## Problem requirements
How would the passage on data completeness and anomaly-detection performance at the monitoring stations continue? Write the next part, starting after its final sentence.

The performance heatmap (Figure 7) reveals distinct relationships between data quality and detection effectiveness across the five monitoring Stations. Station 201012 consistently achieved F1-scores above 0.8 across most methods and measurement types, corresponding with its 99.6% data completeness and minimal temporal gaps (Figure 2). Conversely, station 201005 exhibited systematically lower performance, with many methods achieving F1-scores below 0.6, particularly evident in the orange-red regions of the heatmap. This station’s fragmented data record (53.6% completeness for water level, 68.5% for discharge) with substantial missing periods directly impacts the framework’s ability to calculate reliable temporal features. The lag features (lag_14, lag_30) and rolling statistics, which proved essential for detection, require consistent historical records.
This explains why methods dependent on temporal context underperformed at stations with incomplete data histories, consistent with established findings that RNNs and sequence-dependent algorithms exhibit performance degradation when applied to irregularly sampled or incomplete time series [22,49]. Quantitatively, temporal methods (LSTM, DWT) at Station 201005 achieved F1-scores of 0.58–0.62 compared to density-based approaches (IF, LOF) achieving 0.75–0.78, demonstrating a performance gap directly attributable to the station’s fragmented temporal record. Density-based methods maintained robust performance by operating on local neighbourhoods rather than extended sequences, which is why ensemble strategies combining diverse algorithmic foundations achieved F1 > 0.70 even at this challenging station.

## Provided records
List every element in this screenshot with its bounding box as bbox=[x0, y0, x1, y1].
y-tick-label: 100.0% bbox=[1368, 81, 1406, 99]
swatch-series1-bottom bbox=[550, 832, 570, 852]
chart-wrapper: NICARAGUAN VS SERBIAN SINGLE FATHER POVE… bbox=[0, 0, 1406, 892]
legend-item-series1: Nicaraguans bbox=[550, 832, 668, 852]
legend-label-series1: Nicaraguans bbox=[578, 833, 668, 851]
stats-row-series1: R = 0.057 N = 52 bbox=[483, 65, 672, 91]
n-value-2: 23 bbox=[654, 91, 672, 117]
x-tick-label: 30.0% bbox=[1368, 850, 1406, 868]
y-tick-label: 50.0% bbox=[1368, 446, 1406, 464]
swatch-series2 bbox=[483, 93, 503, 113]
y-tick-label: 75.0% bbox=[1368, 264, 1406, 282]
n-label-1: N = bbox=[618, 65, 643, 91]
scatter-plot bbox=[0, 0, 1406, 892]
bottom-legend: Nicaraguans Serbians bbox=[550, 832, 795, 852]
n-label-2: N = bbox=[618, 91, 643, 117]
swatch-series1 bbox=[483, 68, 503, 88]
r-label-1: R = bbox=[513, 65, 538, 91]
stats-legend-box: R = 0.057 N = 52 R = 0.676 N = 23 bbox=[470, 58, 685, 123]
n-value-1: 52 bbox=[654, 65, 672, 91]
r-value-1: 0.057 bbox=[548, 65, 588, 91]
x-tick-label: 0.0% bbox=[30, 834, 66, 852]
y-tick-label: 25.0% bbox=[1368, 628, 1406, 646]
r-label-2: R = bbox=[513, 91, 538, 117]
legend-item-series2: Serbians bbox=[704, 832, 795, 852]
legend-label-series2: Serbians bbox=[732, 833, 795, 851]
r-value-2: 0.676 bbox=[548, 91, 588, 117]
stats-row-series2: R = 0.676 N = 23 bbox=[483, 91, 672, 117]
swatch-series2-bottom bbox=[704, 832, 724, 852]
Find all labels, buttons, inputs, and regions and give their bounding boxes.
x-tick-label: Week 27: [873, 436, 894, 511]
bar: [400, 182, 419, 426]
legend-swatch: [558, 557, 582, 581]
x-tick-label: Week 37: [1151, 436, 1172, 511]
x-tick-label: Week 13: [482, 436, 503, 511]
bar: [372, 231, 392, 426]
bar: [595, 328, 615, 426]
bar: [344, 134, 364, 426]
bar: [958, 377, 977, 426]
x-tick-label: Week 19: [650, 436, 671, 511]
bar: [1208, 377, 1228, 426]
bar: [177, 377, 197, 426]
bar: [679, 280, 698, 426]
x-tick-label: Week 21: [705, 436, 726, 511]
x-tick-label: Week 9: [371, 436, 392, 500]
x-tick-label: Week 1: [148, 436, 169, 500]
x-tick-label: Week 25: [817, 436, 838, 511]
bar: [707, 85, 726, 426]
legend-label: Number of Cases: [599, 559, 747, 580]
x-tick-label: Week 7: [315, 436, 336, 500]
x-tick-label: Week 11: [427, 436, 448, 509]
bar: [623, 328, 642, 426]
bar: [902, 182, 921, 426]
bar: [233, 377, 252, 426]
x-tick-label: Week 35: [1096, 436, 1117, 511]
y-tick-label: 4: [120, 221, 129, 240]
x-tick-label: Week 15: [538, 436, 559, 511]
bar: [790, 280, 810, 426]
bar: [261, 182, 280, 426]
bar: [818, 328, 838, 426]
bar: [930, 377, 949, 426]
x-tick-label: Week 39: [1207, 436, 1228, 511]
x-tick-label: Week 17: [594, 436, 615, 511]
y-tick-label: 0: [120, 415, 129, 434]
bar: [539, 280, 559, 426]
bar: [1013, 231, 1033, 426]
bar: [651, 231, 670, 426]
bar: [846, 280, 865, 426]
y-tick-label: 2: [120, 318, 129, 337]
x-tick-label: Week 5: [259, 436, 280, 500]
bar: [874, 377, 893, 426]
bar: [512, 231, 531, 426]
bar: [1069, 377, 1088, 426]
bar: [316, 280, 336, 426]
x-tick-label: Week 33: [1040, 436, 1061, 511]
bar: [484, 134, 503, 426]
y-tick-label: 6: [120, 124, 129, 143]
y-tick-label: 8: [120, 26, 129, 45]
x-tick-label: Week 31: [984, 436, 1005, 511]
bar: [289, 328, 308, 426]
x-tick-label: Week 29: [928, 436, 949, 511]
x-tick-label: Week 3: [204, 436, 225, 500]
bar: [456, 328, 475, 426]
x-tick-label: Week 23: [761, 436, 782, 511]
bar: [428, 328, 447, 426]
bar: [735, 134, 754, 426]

## Response box
The performance differential, as measured by type, appears consistently across all stations and methods in the heatmap (Figure 7), with discharge measurements (left panel) showing more orange-red cells compared to water level measurements (right panel). This pattern is reflected in the semi-synthetic validation, where detection methods achieved higher AUC values for water level configurations. However, the operational detection rates (Figure 10) reveal an interesting contrast: discharge measurements showed higher median outlier detection rates (8.2%) compared to water level (6.4%). This apparent contradiction validates the framework’s sensitivity to inherent differences in data quality. Discharge values, derived through rating curves rather than direct measurement, contain compound uncertainties from water level measurement errors, hydraulic model assumptions, and curve extrapolation during extreme events. These systematic uncertainties manifest as increased variability, which detection algorithms correctly identify as anomalous patterns, resulting in higher operational detection rates despite lower performance in controlled, semi-synthetic evaluations.
The enhanced variants’ systematic improvement over vanilla implementations demonstrates that temporal contextualisation addresses fundamental challenges in hydrological outlier detection. The box plot distributions (Figure 8) show enhanced methods achieving narrower performance ranges and higher medians across all measurement categories. This improvement stems from feature engineering that captures an understanding of hydrological processes, enabling algorithms to better distinguish between sensor failures and legitimate extreme events. The consistent selection of rising_limb indicators and temporal lag features across 83–97% of configurations (Table 2) confirms that explicit representation of catchment response patterns enhances detection capabilities beyond raw measurement analysis.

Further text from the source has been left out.